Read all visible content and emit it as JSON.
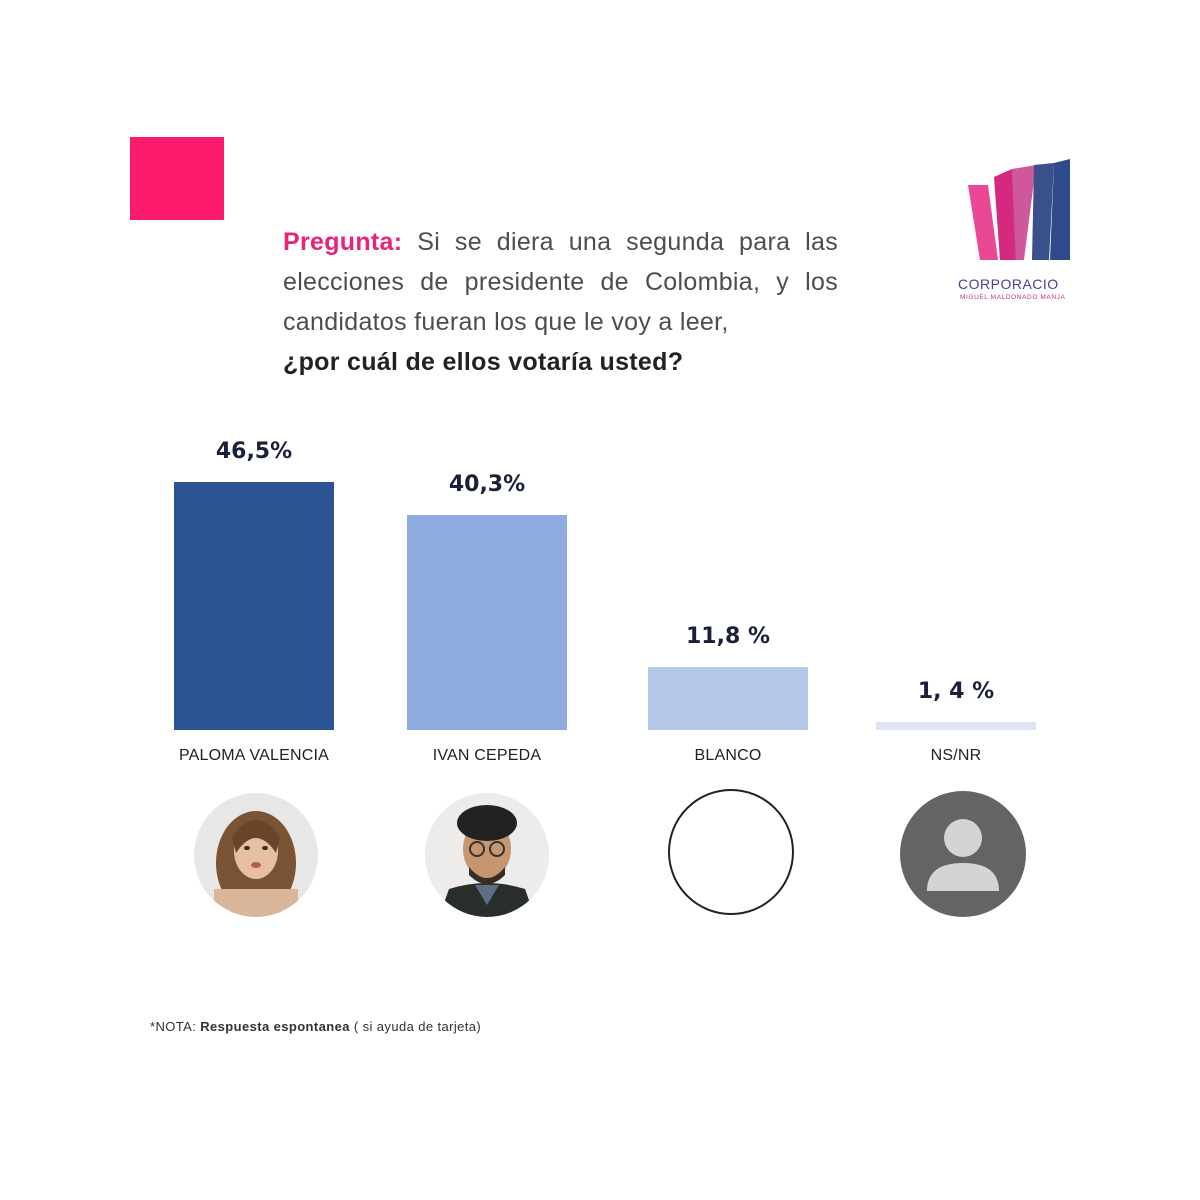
{
  "question": {
    "label": "Pregunta:",
    "text": "Si se diera una segunda para las elecciones de presidente de Colombia, y los candidatos fueran los que le voy a leer,",
    "emphasis": "¿por cuál de ellos votaría usted?"
  },
  "logo": {
    "name": "CORPORACIO",
    "subtitle": "MIGUEL MALDONADO MANJA",
    "colors": {
      "pink": "#e8348a",
      "navy": "#2f4a8a"
    }
  },
  "colors": {
    "accent_square": "#fb1a6b",
    "question_label": "#e8237b"
  },
  "chart_data": {
    "type": "bar",
    "categories": [
      "PALOMA VALENCIA",
      "IVAN CEPEDA",
      "BLANCO",
      "NS/NR"
    ],
    "values": [
      46.5,
      40.3,
      11.8,
      1.4
    ],
    "value_labels": [
      "46,5%",
      "40,3%",
      "11,8 %",
      "1, 4 %"
    ],
    "colors": [
      "#2c5394",
      "#8eabdf",
      "#b6c8ea",
      "#dfe5f4"
    ],
    "ylim": [
      0,
      50
    ],
    "grid": false,
    "legend": "none"
  },
  "avatars": [
    {
      "name": "photo-paloma-valencia",
      "kind": "photo-woman"
    },
    {
      "name": "photo-ivan-cepeda",
      "kind": "photo-man"
    },
    {
      "name": "blank-circle",
      "kind": "empty"
    },
    {
      "name": "user-icon",
      "kind": "placeholder"
    }
  ],
  "note": {
    "prefix": "*NOTA:",
    "bold": "Respuesta espontanea",
    "suffix": "( si ayuda de tarjeta)"
  }
}
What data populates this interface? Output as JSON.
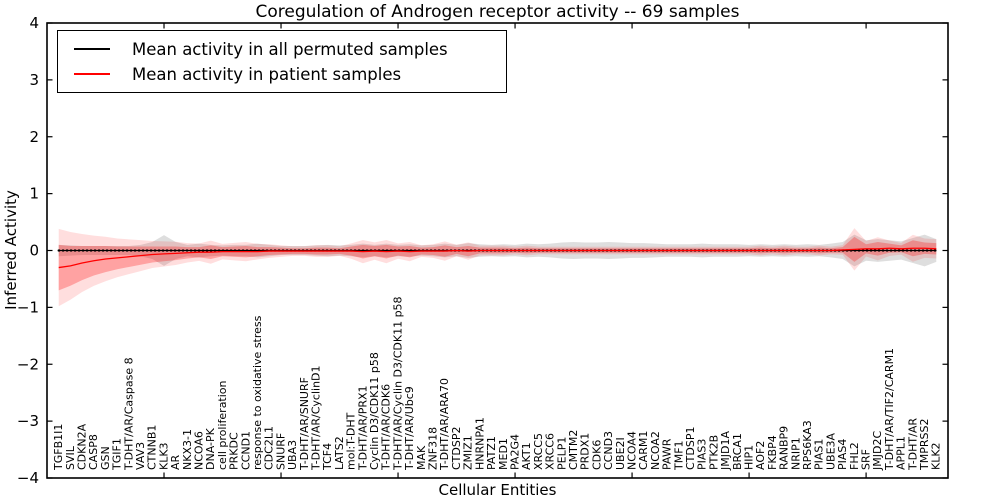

**PROBLEM TO SOLVE**
Output the records above exactly; leave out the pictures.

**THE SOLUTION**
Read all visible content and emit it as JSON.
{
  "question": {
    "label": "Pregunta:",
    "text": "Si se diera una segunda para las elecciones de presidente de Colombia, y los candidatos fueran los que le voy a leer,",
    "emphasis": "¿por cuál de ellos votaría usted?"
  },
  "logo": {
    "name": "CORPORACIO",
    "subtitle": "MIGUEL MALDONADO MANJA",
    "colors": {
      "pink": "#e8348a",
      "navy": "#2f4a8a"
    }
  },
  "colors": {
    "accent_square": "#fb1a6b",
    "question_label": "#e8237b"
  },
  "chart_data": {
    "type": "bar",
    "categories": [
      "PALOMA VALENCIA",
      "IVAN CEPEDA",
      "BLANCO",
      "NS/NR"
    ],
    "values": [
      46.5,
      40.3,
      11.8,
      1.4
    ],
    "value_labels": [
      "46,5%",
      "40,3%",
      "11,8 %",
      "1, 4 %"
    ],
    "colors": [
      "#2c5394",
      "#8eabdf",
      "#b6c8ea",
      "#dfe5f4"
    ],
    "ylim": [
      0,
      50
    ],
    "grid": false,
    "legend": "none"
  },
  "avatars": [
    {
      "name": "photo-paloma-valencia",
      "kind": "photo-woman"
    },
    {
      "name": "photo-ivan-cepeda",
      "kind": "photo-man"
    },
    {
      "name": "blank-circle",
      "kind": "empty"
    },
    {
      "name": "user-icon",
      "kind": "placeholder"
    }
  ],
  "note": {
    "prefix": "*NOTA:",
    "bold": "Respuesta espontanea",
    "suffix": "( si ayuda de tarjeta)"
  }
}
What data populates this interface? Output as JSON.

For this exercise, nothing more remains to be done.